>> START The input

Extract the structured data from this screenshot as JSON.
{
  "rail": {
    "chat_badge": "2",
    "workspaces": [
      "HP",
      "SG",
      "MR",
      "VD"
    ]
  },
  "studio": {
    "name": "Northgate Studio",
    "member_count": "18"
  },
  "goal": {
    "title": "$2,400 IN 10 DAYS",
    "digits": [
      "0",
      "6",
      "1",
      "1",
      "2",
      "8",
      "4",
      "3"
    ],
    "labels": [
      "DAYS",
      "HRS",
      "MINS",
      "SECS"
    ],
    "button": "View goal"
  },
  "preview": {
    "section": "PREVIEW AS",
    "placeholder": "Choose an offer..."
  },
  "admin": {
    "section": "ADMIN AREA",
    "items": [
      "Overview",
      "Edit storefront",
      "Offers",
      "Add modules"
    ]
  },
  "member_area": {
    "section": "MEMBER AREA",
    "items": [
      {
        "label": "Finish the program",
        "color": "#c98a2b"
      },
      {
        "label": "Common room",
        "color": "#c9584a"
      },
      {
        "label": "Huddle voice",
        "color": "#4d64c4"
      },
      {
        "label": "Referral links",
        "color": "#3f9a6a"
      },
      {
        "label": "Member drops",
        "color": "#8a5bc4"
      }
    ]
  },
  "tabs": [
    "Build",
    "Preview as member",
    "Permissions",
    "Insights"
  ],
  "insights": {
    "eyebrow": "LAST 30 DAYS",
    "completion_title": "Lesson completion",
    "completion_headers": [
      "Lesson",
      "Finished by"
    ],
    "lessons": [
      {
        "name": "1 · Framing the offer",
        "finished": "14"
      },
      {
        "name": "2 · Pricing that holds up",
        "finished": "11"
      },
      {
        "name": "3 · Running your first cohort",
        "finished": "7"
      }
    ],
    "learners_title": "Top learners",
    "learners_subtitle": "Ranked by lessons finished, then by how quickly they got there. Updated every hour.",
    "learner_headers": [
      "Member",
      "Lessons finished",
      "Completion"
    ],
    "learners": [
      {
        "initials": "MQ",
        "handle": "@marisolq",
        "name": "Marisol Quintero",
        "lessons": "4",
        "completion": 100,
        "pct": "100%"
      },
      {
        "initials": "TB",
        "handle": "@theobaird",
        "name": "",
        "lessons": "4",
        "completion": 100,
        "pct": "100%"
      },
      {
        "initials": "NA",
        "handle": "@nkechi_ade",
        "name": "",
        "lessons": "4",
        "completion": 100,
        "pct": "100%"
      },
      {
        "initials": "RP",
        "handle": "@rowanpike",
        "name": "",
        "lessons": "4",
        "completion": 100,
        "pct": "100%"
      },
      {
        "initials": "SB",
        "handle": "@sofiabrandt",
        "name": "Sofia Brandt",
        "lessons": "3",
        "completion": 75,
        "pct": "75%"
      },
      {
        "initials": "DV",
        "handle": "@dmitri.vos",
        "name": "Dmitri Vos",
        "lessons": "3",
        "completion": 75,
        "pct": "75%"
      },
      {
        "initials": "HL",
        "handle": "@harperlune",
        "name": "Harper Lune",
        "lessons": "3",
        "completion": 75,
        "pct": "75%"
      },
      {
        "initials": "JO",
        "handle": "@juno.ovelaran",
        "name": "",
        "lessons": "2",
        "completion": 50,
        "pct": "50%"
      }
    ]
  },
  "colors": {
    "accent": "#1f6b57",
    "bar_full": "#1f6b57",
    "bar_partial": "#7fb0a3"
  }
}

>> END The input

*Given task*
Give solely the number of lines in the data that contain the string "initials".

*Answer below*
8